DO THIS -
For each line below that includes the word "heading", make a copy.

-- START OF EXERCISE INPUTS --

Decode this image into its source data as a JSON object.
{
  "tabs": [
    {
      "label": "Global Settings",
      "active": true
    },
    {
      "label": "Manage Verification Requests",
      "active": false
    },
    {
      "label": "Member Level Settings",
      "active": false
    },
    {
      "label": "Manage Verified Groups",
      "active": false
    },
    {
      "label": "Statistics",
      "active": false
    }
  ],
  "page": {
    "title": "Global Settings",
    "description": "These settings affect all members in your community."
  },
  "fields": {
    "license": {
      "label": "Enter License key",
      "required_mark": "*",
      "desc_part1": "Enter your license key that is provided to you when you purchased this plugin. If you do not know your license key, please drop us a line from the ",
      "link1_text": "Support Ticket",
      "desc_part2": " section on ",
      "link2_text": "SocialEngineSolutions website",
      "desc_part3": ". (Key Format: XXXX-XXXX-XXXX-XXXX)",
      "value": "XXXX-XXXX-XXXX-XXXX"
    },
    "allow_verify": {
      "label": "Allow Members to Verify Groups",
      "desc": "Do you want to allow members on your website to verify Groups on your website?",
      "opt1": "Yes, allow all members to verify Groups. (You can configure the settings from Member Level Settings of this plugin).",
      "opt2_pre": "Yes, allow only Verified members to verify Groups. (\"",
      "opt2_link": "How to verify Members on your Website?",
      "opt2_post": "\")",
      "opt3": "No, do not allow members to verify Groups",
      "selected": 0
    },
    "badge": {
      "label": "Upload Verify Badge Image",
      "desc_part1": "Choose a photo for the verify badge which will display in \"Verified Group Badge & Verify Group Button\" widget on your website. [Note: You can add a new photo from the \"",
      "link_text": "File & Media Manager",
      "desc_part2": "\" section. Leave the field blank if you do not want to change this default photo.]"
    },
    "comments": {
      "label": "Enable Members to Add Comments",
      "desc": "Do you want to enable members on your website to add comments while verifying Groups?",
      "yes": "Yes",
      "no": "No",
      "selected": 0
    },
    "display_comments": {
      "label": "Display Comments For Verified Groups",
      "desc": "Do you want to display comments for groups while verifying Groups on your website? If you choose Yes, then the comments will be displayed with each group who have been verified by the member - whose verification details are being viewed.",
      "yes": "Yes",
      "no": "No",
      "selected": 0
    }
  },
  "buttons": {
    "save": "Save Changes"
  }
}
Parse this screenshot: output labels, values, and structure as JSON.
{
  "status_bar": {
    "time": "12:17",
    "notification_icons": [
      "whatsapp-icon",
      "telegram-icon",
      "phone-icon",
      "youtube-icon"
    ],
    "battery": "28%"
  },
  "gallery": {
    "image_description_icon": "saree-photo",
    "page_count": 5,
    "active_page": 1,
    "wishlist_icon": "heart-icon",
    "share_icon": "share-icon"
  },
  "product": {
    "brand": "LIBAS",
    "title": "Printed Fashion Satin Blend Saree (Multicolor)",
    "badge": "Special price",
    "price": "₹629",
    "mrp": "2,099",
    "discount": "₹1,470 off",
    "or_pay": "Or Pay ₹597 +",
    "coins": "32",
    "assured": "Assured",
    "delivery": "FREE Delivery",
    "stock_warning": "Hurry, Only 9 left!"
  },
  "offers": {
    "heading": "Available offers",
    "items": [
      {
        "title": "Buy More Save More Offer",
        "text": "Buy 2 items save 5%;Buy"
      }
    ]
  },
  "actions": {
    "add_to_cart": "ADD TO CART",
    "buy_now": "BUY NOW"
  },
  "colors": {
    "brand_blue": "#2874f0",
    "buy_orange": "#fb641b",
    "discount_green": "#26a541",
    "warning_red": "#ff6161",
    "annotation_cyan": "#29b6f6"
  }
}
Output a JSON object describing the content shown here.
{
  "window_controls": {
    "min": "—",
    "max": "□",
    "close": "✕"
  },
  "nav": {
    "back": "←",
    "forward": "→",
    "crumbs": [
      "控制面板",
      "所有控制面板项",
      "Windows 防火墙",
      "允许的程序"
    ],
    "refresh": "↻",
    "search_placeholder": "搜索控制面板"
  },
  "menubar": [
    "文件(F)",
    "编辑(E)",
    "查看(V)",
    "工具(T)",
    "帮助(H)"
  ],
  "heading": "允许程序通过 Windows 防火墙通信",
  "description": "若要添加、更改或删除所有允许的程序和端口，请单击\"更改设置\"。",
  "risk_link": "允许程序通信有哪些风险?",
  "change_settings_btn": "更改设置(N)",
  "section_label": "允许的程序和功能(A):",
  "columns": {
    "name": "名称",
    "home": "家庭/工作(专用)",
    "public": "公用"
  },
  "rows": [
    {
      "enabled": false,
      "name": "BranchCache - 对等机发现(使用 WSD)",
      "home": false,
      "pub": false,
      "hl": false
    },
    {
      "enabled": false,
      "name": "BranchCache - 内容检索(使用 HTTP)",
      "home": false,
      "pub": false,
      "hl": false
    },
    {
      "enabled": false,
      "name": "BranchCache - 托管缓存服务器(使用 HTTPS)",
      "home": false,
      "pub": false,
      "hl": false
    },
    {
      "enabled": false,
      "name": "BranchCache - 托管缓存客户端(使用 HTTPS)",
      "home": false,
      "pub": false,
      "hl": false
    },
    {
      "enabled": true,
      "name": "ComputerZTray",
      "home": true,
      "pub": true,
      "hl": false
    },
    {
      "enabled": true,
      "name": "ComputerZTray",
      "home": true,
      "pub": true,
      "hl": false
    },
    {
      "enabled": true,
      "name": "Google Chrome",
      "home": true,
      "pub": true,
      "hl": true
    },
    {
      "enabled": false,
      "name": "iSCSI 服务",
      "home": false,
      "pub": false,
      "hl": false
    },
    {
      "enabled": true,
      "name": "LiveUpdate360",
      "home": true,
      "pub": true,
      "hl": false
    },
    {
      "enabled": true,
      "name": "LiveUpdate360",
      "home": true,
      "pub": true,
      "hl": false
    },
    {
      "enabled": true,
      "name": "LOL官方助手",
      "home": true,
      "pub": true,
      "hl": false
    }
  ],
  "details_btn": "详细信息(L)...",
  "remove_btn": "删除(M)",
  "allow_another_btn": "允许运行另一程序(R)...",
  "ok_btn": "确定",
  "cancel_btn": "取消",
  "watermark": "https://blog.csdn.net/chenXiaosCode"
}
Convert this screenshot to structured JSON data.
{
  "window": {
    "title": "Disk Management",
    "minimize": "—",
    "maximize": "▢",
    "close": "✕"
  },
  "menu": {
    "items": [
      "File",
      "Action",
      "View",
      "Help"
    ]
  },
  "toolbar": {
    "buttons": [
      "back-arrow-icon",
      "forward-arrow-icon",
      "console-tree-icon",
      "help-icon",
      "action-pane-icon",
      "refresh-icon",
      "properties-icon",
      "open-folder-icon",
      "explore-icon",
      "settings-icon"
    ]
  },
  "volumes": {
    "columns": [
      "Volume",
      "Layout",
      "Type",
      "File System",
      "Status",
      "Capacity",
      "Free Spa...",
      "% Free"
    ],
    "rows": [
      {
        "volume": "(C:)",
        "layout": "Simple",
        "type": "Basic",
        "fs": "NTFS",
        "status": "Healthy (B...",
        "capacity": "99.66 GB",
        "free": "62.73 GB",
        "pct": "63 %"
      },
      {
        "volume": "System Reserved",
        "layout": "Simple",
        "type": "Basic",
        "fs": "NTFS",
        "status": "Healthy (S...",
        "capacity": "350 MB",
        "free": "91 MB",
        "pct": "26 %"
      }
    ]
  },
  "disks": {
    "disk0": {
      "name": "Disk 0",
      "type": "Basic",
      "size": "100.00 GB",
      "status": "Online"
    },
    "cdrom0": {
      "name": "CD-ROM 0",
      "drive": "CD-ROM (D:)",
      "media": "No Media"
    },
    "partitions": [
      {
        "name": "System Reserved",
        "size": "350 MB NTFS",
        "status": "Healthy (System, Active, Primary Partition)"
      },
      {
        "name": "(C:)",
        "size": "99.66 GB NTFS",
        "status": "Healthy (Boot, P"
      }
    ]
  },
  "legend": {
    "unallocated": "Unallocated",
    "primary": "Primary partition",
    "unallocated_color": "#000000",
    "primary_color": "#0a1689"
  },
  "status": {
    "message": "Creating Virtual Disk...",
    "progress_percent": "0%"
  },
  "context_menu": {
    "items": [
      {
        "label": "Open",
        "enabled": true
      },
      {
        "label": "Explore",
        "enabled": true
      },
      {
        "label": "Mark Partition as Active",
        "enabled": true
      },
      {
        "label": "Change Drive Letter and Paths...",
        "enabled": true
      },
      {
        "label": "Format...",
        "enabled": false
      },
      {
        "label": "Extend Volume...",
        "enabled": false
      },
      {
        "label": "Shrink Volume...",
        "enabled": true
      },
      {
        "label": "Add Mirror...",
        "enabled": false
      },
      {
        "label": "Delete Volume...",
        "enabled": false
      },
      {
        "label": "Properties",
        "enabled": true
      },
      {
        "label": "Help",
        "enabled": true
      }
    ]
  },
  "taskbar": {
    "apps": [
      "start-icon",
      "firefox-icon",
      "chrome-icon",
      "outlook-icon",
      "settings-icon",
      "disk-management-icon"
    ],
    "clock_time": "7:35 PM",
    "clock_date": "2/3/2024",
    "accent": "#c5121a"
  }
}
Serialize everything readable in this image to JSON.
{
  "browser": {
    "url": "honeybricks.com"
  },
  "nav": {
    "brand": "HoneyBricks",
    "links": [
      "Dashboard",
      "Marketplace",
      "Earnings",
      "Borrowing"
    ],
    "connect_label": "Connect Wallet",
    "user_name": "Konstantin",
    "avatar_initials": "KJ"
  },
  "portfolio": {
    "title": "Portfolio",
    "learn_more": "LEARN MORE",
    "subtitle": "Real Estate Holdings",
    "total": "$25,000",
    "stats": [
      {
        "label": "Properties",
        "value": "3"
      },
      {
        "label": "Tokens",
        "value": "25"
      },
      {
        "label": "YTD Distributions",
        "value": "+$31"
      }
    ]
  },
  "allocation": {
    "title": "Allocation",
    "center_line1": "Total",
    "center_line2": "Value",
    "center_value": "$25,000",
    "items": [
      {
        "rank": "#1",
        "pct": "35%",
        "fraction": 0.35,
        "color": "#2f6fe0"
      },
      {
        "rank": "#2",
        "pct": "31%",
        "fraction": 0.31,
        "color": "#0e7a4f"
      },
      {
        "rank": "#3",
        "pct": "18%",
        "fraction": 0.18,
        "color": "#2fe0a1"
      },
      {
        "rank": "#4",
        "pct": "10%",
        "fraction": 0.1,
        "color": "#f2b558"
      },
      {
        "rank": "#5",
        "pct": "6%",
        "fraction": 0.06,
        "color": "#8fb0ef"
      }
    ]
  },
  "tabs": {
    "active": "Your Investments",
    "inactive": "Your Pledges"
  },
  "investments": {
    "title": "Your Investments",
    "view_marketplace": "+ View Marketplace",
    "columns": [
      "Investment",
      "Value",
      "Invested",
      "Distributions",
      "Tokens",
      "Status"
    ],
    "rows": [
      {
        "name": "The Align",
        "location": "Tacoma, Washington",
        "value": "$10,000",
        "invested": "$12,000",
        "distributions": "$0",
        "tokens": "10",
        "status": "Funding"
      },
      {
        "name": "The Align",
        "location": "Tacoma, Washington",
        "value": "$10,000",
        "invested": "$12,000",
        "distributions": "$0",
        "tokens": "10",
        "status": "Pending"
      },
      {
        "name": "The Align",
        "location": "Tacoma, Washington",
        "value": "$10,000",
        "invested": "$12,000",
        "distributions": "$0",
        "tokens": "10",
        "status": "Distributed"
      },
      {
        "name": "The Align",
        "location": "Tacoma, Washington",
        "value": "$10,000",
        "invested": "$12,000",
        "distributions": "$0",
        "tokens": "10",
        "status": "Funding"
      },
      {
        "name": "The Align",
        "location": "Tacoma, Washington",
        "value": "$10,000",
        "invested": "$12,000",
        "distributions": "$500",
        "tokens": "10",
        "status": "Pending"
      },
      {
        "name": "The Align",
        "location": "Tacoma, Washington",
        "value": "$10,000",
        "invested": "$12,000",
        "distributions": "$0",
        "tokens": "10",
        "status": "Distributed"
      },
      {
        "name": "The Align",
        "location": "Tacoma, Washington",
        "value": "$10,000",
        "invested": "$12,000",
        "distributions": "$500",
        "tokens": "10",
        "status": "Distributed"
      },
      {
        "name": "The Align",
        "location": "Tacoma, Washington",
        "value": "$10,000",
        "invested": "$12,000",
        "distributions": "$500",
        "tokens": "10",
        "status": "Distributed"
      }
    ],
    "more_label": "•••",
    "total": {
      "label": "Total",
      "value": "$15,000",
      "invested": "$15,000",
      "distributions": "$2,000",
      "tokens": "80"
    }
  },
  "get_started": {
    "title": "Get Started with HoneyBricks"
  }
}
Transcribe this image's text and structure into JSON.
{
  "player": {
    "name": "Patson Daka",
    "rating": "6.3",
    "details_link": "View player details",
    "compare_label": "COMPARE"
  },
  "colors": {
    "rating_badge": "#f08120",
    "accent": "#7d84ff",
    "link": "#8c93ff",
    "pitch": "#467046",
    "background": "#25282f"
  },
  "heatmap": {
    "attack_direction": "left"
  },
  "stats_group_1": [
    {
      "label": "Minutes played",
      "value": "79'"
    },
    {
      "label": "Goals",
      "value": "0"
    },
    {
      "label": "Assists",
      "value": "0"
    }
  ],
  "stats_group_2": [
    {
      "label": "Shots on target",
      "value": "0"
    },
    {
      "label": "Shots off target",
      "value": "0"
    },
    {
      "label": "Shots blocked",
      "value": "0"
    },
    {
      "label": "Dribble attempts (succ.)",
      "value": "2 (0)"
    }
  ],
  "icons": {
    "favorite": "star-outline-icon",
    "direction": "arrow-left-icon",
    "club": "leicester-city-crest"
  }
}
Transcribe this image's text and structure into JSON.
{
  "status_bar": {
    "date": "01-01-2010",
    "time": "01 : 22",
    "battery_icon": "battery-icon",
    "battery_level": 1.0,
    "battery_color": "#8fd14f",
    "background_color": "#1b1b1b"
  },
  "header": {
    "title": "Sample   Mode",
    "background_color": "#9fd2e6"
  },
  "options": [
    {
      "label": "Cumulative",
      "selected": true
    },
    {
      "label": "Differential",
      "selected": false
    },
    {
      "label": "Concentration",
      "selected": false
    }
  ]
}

-- END OF EXERCISE INPUTS --

EXERCISE RESPONSE -
    "heading": "Available offers",
  "heading": "允许程序通过 Windows 防火墙通信",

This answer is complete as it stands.